Look through the entries and report how many lines include the word "data". Give the number alone.

Records for the task —
****
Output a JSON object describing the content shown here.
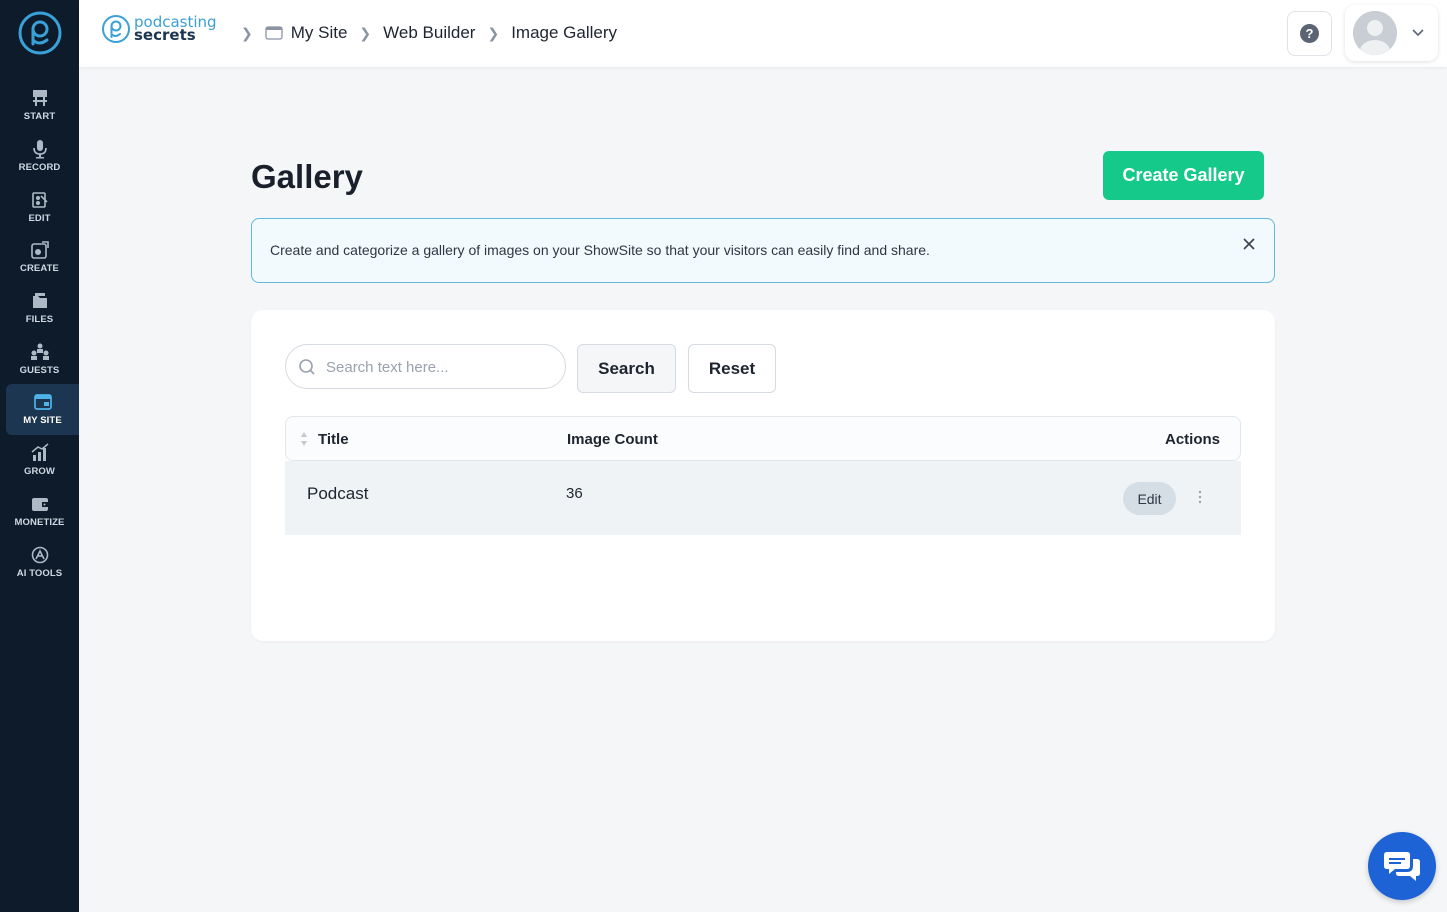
{
  "sidebar": {
    "items": [
      {
        "label": "START",
        "icon": "start-sign-icon"
      },
      {
        "label": "RECORD",
        "icon": "microphone-icon"
      },
      {
        "label": "EDIT",
        "icon": "edit-icon"
      },
      {
        "label": "CREATE",
        "icon": "create-icon"
      },
      {
        "label": "FILES",
        "icon": "files-icon"
      },
      {
        "label": "GUESTS",
        "icon": "guests-icon"
      },
      {
        "label": "MY SITE",
        "icon": "my-site-icon"
      },
      {
        "label": "GROW",
        "icon": "grow-icon"
      },
      {
        "label": "MONETIZE",
        "icon": "monetize-icon"
      },
      {
        "label": "AI TOOLS",
        "icon": "ai-tools-icon"
      }
    ],
    "active": "MY SITE"
  },
  "header": {
    "brand_line1": "podcasting",
    "brand_line2": "secrets",
    "breadcrumbs": [
      "My Site",
      "Web Builder",
      "Image Gallery"
    ]
  },
  "main": {
    "title": "Gallery",
    "create_button": "Create Gallery",
    "info_text": "Create and categorize a gallery of images on your ShowSite so that your visitors can easily find and share.",
    "search_placeholder": "Search text here...",
    "search_button": "Search",
    "reset_button": "Reset",
    "table": {
      "columns": [
        "Title",
        "Image Count",
        "Actions"
      ],
      "rows": [
        {
          "title": "Podcast",
          "image_count": "36",
          "action": "Edit"
        }
      ]
    }
  },
  "colors": {
    "sidebar_bg": "#0d1b2a",
    "primary_green": "#14c98a",
    "info_border": "#63b9dd",
    "chat_blue": "#1e63d6"
  }
}
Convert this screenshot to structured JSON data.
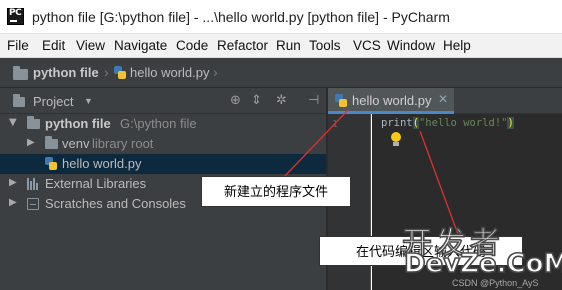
{
  "window": {
    "logo_text": "PC",
    "title": "python file [G:\\python file] - ...\\hello world.py [python file] - PyCharm"
  },
  "menu": [
    "File",
    "Edit",
    "View",
    "Navigate",
    "Code",
    "Refactor",
    "Run",
    "Tools",
    "VCS",
    "Window",
    "Help"
  ],
  "breadcrumb": {
    "project": "python file",
    "file": "hello world.py"
  },
  "project_panel": {
    "title": "Project",
    "icons": [
      "globe-icon",
      "collapse-all-icon",
      "settings-icon",
      "hide-icon"
    ],
    "tree": [
      {
        "label": "python file",
        "hint": "G:\\python file",
        "expanded": true
      },
      {
        "label": "venv",
        "hint": "library root",
        "expanded": false
      },
      {
        "label": "hello world.py",
        "selected": true
      },
      {
        "label": "External Libraries",
        "expanded": false
      },
      {
        "label": "Scratches and Consoles",
        "expanded": false
      }
    ]
  },
  "editor": {
    "tab_label": "hello world.py",
    "line_number": "1",
    "code": {
      "func": "print",
      "open_paren": "(",
      "string": "\"hello world!\"",
      "close_paren": ")"
    }
  },
  "annotations": {
    "callout_file": "新建立的程序文件",
    "callout_code": "在代码编辑区输入代码"
  },
  "watermark": {
    "line1": "开发者",
    "line2": "DevZe.CoM",
    "line3": "CSDN @Python_AyS"
  },
  "colors": {
    "ide_dark": "#3c3f41",
    "editor_bg": "#2b2b2b",
    "selection": "#0d293e",
    "tab_accent": "#4a88c7",
    "annotation_line": "#e0302c"
  }
}
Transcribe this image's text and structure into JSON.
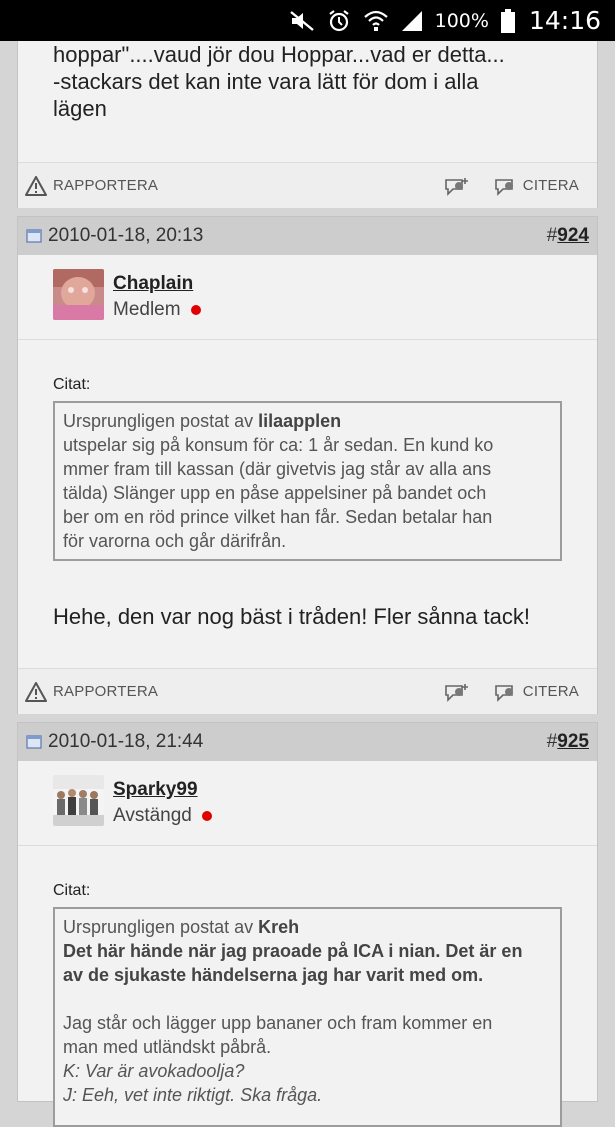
{
  "status_bar": {
    "battery_percent": "100%",
    "time": "14:16"
  },
  "posts": [
    {
      "tail_lines": [
        "hoppar\"....vaud jör dou Hoppar...vad er detta...",
        "-stackars det kan inte vara lätt för dom i alla",
        "lägen"
      ],
      "actions": {
        "report": "RAPPORTERA",
        "quote": "CITERA"
      }
    },
    {
      "date": "2010-01-18, 20:13",
      "hash": "#",
      "number": "924",
      "author": {
        "name": "Chaplain",
        "role": "Medlem",
        "online_color": "#e00000"
      },
      "citat_label": "Citat:",
      "quote": {
        "prefix": "Ursprungligen postat av ",
        "author": "lilaapplen",
        "lines": [
          "utspelar sig på konsum för ca: 1 år sedan. En kund ko",
          "mmer fram till kassan (där givetvis jag står av alla ans",
          "tälda) Slänger upp en påse appelsiner på bandet och",
          "ber om en röd prince vilket han får. Sedan betalar han",
          "för varorna och går därifrån."
        ]
      },
      "reply": "Hehe, den var nog bäst i tråden! Fler sånna tack!",
      "actions": {
        "report": "RAPPORTERA",
        "quote": "CITERA"
      }
    },
    {
      "date": "2010-01-18, 21:44",
      "hash": "#",
      "number": "925",
      "author": {
        "name": "Sparky99",
        "role": "Avstängd",
        "online_color": "#e00000"
      },
      "citat_label": "Citat:",
      "quote": {
        "prefix": "Ursprungligen postat av ",
        "author": "Kreh",
        "bold_lines": [
          "Det här hände när jag praoade på ICA i nian. Det är en",
          "av de sjukaste händelserna jag har varit med om."
        ],
        "lines": [
          "Jag står och lägger upp bananer och fram kommer en",
          "man med utländskt påbrå."
        ],
        "italic_lines": [
          "K: Var är avokadoolja?",
          "J: Eeh, vet inte riktigt. Ska fråga."
        ]
      }
    }
  ]
}
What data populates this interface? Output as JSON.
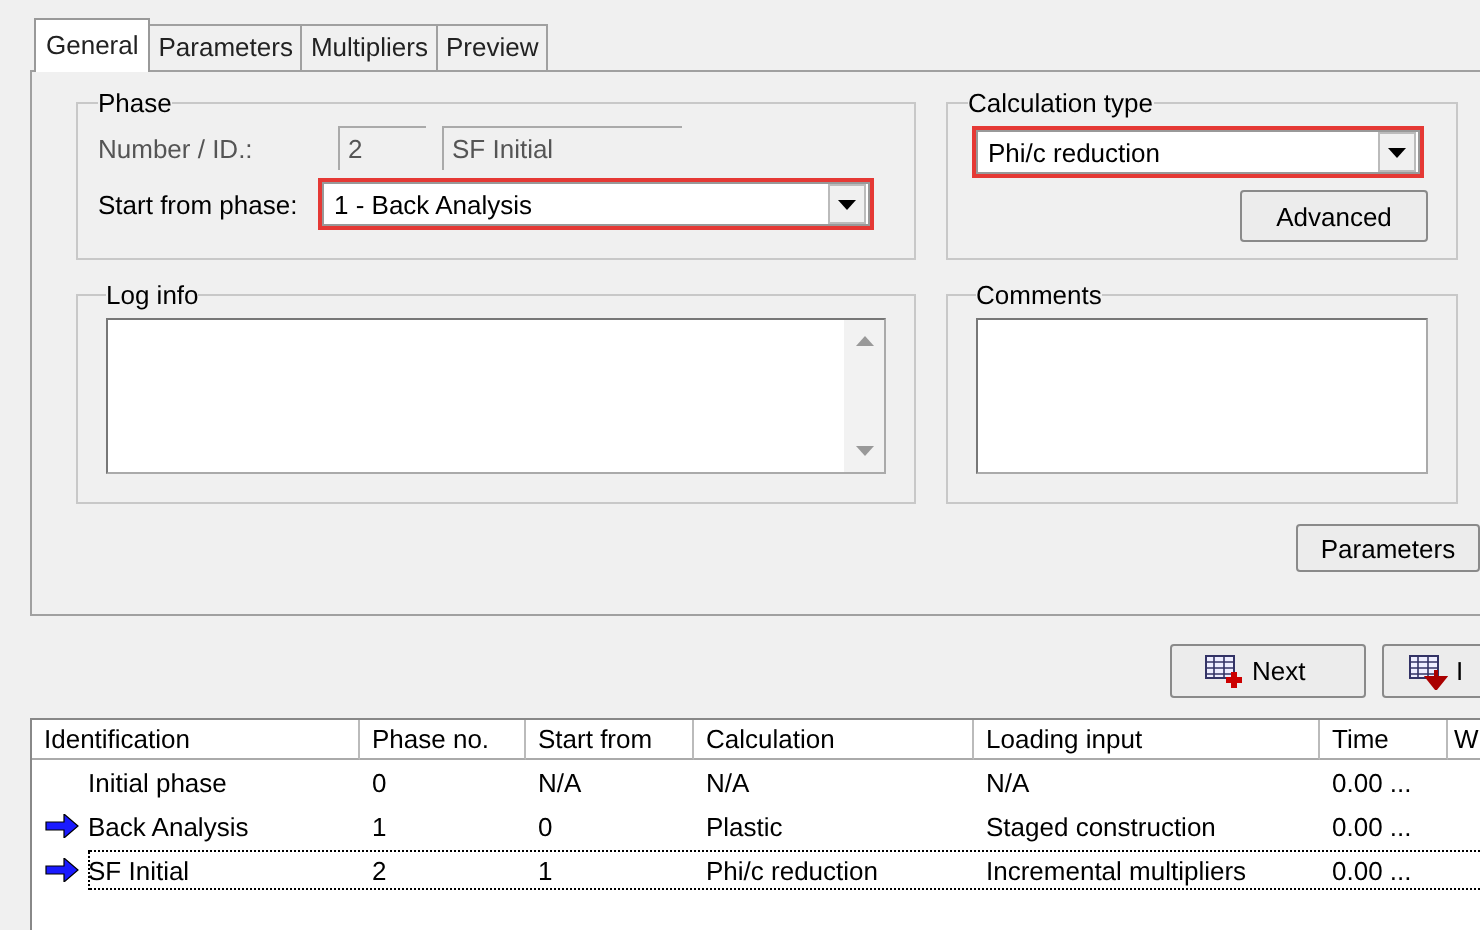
****
Completed exercise —
2